▸ Problem requirements:
Scan the entries below. List each line with "JSON".

-- Begin Supplied material --

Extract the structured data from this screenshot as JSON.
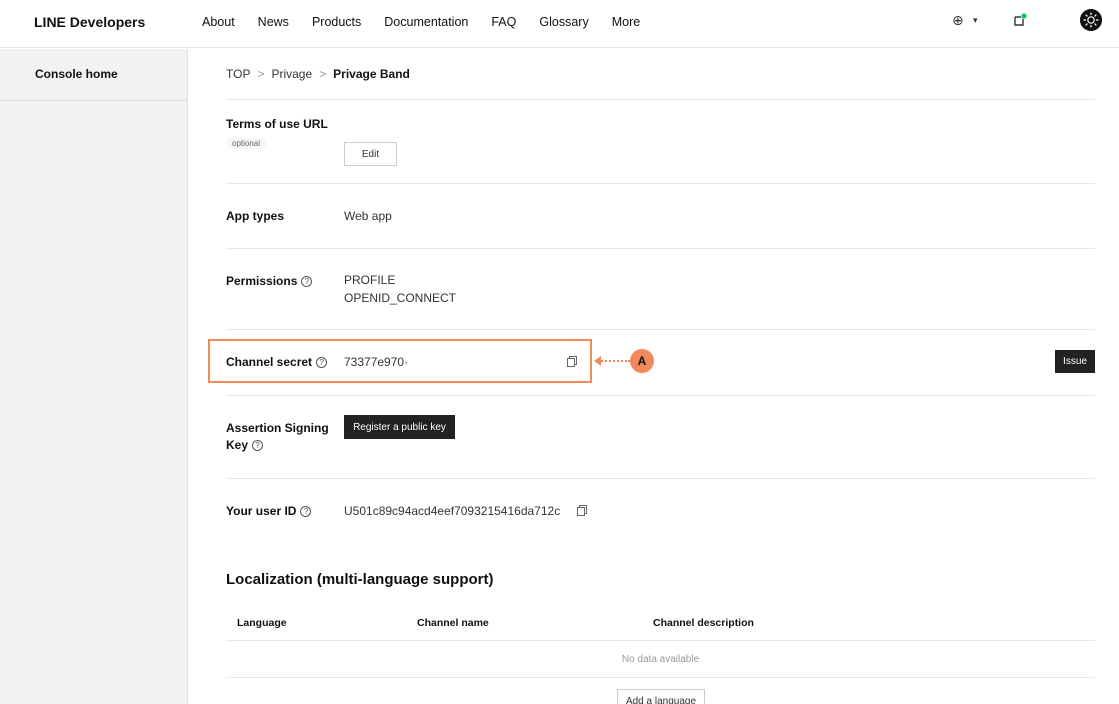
{
  "header": {
    "brand": "LINE Developers",
    "nav": [
      "About",
      "News",
      "Products",
      "Documentation",
      "FAQ",
      "Glossary",
      "More"
    ],
    "language_icon": "globe-icon",
    "language_caret": "▾",
    "notification_icon": "notification-icon",
    "avatar_icon": "avatar-icon"
  },
  "sidebar": {
    "items": [
      {
        "label": "Console home"
      }
    ]
  },
  "breadcrumb": {
    "items": [
      "TOP",
      "Privage"
    ],
    "separator": ">",
    "current": "Privage Band"
  },
  "settings": {
    "terms_of_use": {
      "label": "Terms of use URL",
      "badge": "optional",
      "edit_label": "Edit"
    },
    "app_types": {
      "label": "App types",
      "value": "Web app"
    },
    "permissions": {
      "label": "Permissions",
      "help": "?",
      "values": [
        "PROFILE",
        "OPENID_CONNECT"
      ]
    },
    "channel_secret": {
      "label": "Channel secret",
      "help": "?",
      "value": "73377e970·",
      "issue_label": "Issue"
    },
    "assertion_signing_key": {
      "label_line1": "Assertion Signing",
      "label_line2": "Key",
      "help": "?",
      "button_label": "Register a public key"
    },
    "user_id": {
      "label": "Your user ID",
      "help": "?",
      "value": "U501c89c94acd4eef7093215416da712c"
    }
  },
  "annotation": {
    "marker": "A",
    "color": "#f08a5d"
  },
  "localization": {
    "title": "Localization (multi-language support)",
    "columns": [
      "Language",
      "Channel name",
      "Channel description"
    ],
    "empty_text": "No data available",
    "add_label": "Add a language"
  }
}
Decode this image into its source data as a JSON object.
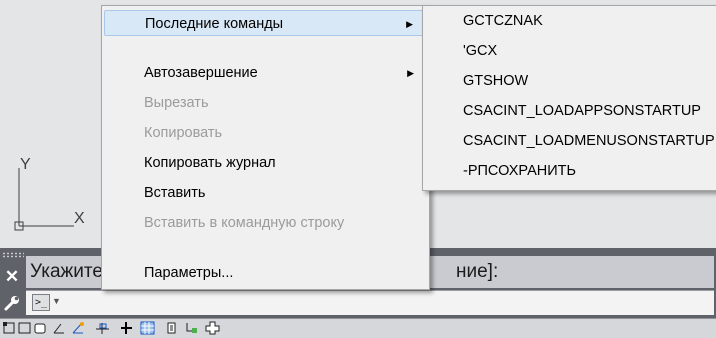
{
  "canvas": {
    "ucs": {
      "y_label": "Y",
      "x_label": "X"
    }
  },
  "command_line": {
    "prompt_start": "Укажите",
    "prompt_end": "ние]:",
    "input_value": ""
  },
  "context_menu": {
    "items": [
      {
        "label": "Последние команды",
        "enabled": true,
        "submenu": true,
        "highlighted": true
      },
      {
        "label": "Автозавершение",
        "enabled": true,
        "submenu": true
      },
      {
        "label": "Вырезать",
        "enabled": false
      },
      {
        "label": "Копировать",
        "enabled": false
      },
      {
        "label": "Копировать журнал",
        "enabled": true
      },
      {
        "label": "Вставить",
        "enabled": true
      },
      {
        "label": "Вставить в командную строку",
        "enabled": false
      },
      {
        "label": "Параметры...",
        "enabled": true
      }
    ]
  },
  "recent_commands_submenu": {
    "items": [
      "GCTCZNAK",
      "'GCX",
      "GTSHOW",
      "CSACINT_LOADAPPSONSTARTUP",
      "CSACINT_LOADMENUSONSTARTUP",
      "-РПСОХРАНИТЬ"
    ]
  },
  "colors": {
    "menu_bg": "#f0f0f0",
    "highlight": "#d9e8f7",
    "cmdline_bg": "#5f6268"
  },
  "icons": [
    "ucs-icon",
    "close-icon",
    "wrench-icon",
    "command-prompt-icon",
    "chevron-down-icon",
    "model-space-icon",
    "snap-icon",
    "grid-icon",
    "ortho-icon",
    "polar-icon",
    "osnap-icon",
    "lineweight-icon",
    "transparency-icon",
    "selection-cycling-icon",
    "dynamic-ucs-icon",
    "add-icon"
  ]
}
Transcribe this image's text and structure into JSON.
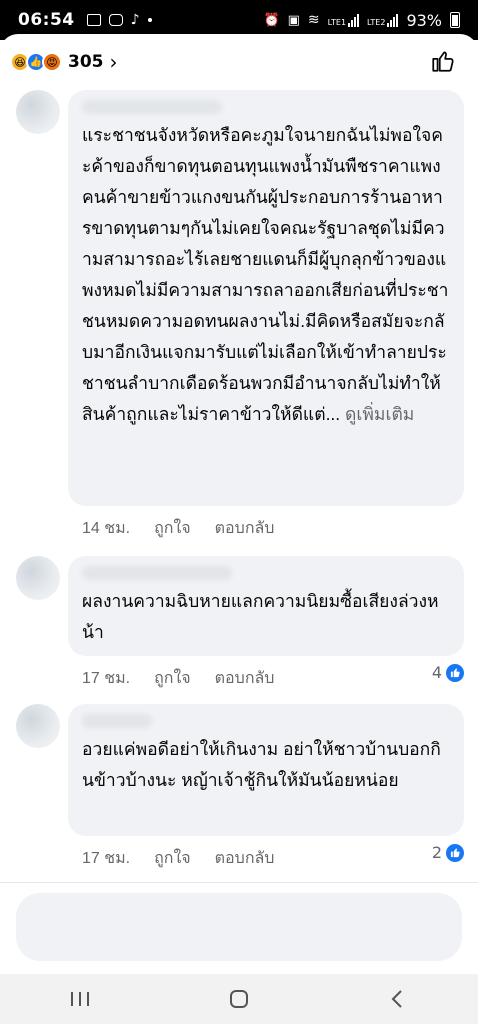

-- End Supplied material --

▸ Task response:
Extract the structured data from this screenshot as JSON.
Decode this image into its source data as a JSON object.
Transcribe this image's text and structure into JSON.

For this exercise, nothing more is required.